Records from a data collection:
====================
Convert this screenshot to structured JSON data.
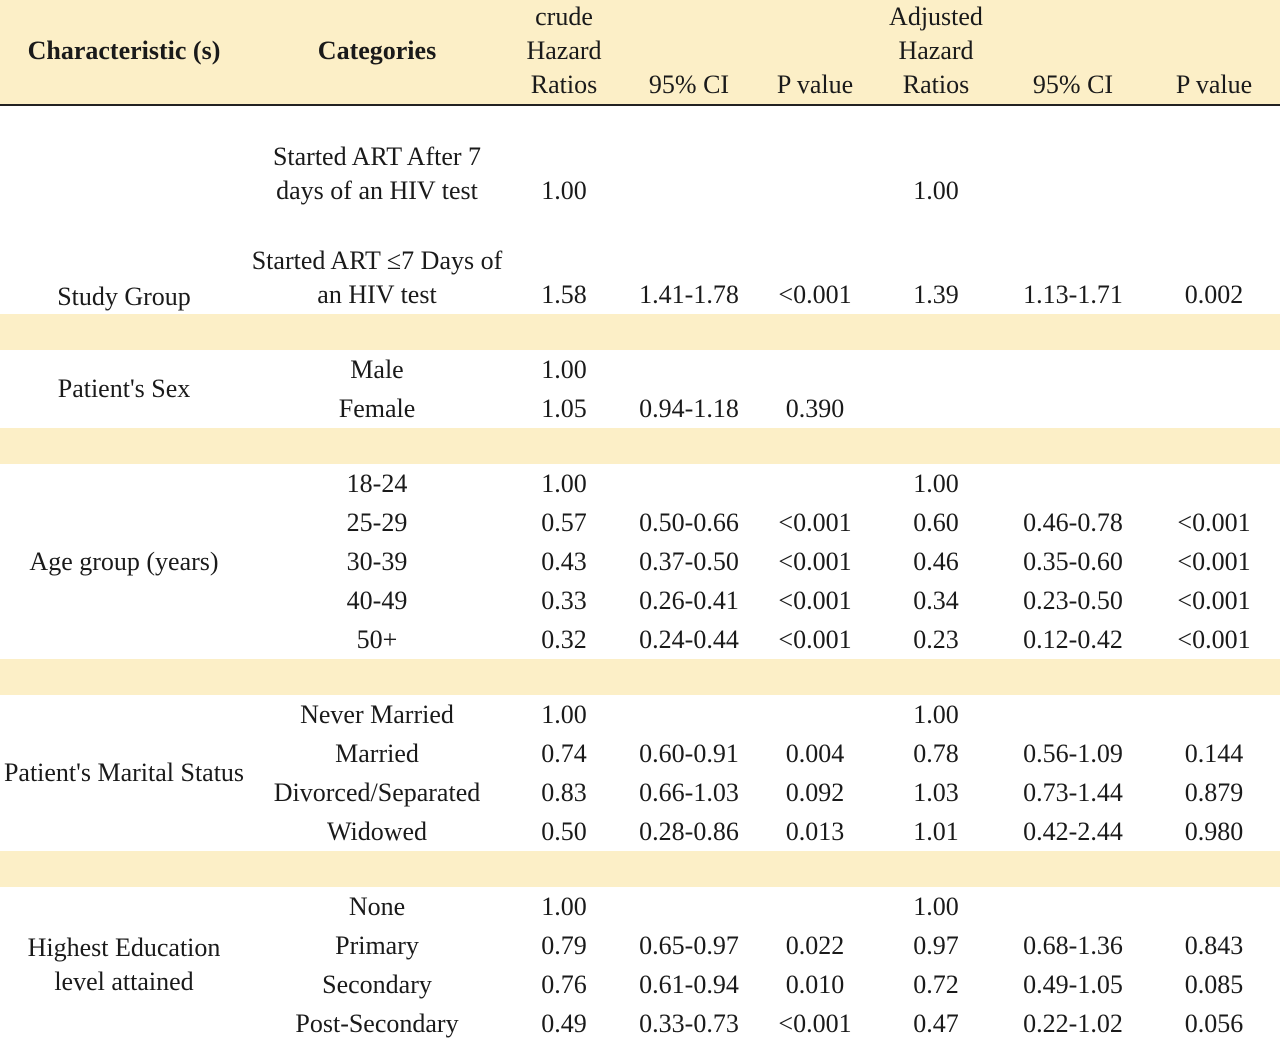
{
  "headers": {
    "characteristic": "Characteristic (s)",
    "categories": "Categories",
    "crude_hr": "crude Hazard Ratios",
    "ci1": "95% CI",
    "p1": "P value",
    "adj_hr": "Adjusted Hazard Ratios",
    "ci2": "95% CI",
    "p2": "P value"
  },
  "study_group": {
    "label": "Study Group",
    "rows": [
      {
        "cat": "Started ART After 7 days of an HIV test",
        "chr": "1.00",
        "ci1": "",
        "p1": "",
        "ahr": "1.00",
        "ci2": "",
        "p2": ""
      },
      {
        "cat": "Started ART ≤7 Days of an HIV test",
        "chr": "1.58",
        "ci1": "1.41-1.78",
        "p1": "<0.001",
        "ahr": "1.39",
        "ci2": "1.13-1.71",
        "p2": "0.002"
      }
    ]
  },
  "sex": {
    "label": "Patient's Sex",
    "rows": [
      {
        "cat": "Male",
        "chr": "1.00",
        "ci1": "",
        "p1": "",
        "ahr": "",
        "ci2": "",
        "p2": ""
      },
      {
        "cat": "Female",
        "chr": "1.05",
        "ci1": "0.94-1.18",
        "p1": "0.390",
        "ahr": "",
        "ci2": "",
        "p2": ""
      }
    ]
  },
  "age": {
    "label": "Age group (years)",
    "rows": [
      {
        "cat": "18-24",
        "chr": "1.00",
        "ci1": "",
        "p1": "",
        "ahr": "1.00",
        "ci2": "",
        "p2": ""
      },
      {
        "cat": "25-29",
        "chr": "0.57",
        "ci1": "0.50-0.66",
        "p1": "<0.001",
        "ahr": "0.60",
        "ci2": "0.46-0.78",
        "p2": "<0.001"
      },
      {
        "cat": "30-39",
        "chr": "0.43",
        "ci1": "0.37-0.50",
        "p1": "<0.001",
        "ahr": "0.46",
        "ci2": "0.35-0.60",
        "p2": "<0.001"
      },
      {
        "cat": "40-49",
        "chr": "0.33",
        "ci1": "0.26-0.41",
        "p1": "<0.001",
        "ahr": "0.34",
        "ci2": "0.23-0.50",
        "p2": "<0.001"
      },
      {
        "cat": "50+",
        "chr": "0.32",
        "ci1": "0.24-0.44",
        "p1": "<0.001",
        "ahr": "0.23",
        "ci2": "0.12-0.42",
        "p2": "<0.001"
      }
    ]
  },
  "marital": {
    "label": "Patient's Marital Status",
    "rows": [
      {
        "cat": "Never Married",
        "chr": "1.00",
        "ci1": "",
        "p1": "",
        "ahr": "1.00",
        "ci2": "",
        "p2": ""
      },
      {
        "cat": "Married",
        "chr": "0.74",
        "ci1": "0.60-0.91",
        "p1": "0.004",
        "ahr": "0.78",
        "ci2": "0.56-1.09",
        "p2": "0.144"
      },
      {
        "cat": "Divorced/Separated",
        "chr": "0.83",
        "ci1": "0.66-1.03",
        "p1": "0.092",
        "ahr": "1.03",
        "ci2": "0.73-1.44",
        "p2": "0.879"
      },
      {
        "cat": "Widowed",
        "chr": "0.50",
        "ci1": "0.28-0.86",
        "p1": "0.013",
        "ahr": "1.01",
        "ci2": "0.42-2.44",
        "p2": "0.980"
      }
    ]
  },
  "education": {
    "label": "Highest Education level attained",
    "rows": [
      {
        "cat": "None",
        "chr": "1.00",
        "ci1": "",
        "p1": "",
        "ahr": "1.00",
        "ci2": "",
        "p2": ""
      },
      {
        "cat": "Primary",
        "chr": "0.79",
        "ci1": "0.65-0.97",
        "p1": "0.022",
        "ahr": "0.97",
        "ci2": "0.68-1.36",
        "p2": "0.843"
      },
      {
        "cat": "Secondary",
        "chr": "0.76",
        "ci1": "0.61-0.94",
        "p1": "0.010",
        "ahr": "0.72",
        "ci2": "0.49-1.05",
        "p2": "0.085"
      },
      {
        "cat": "Post-Secondary",
        "chr": "0.49",
        "ci1": "0.33-0.73",
        "p1": "<0.001",
        "ahr": "0.47",
        "ci2": "0.22-1.02",
        "p2": "0.056"
      }
    ]
  }
}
====================
Objective: Locate the word "label" in the records above, and return each line that has it.

Exercise result:
    "label": "Study Group",
    "label": "Patient's Sex",
    "label": "Age group (years)",
    "label": "Patient's Marital Status",
    "label": "Highest Education level attained",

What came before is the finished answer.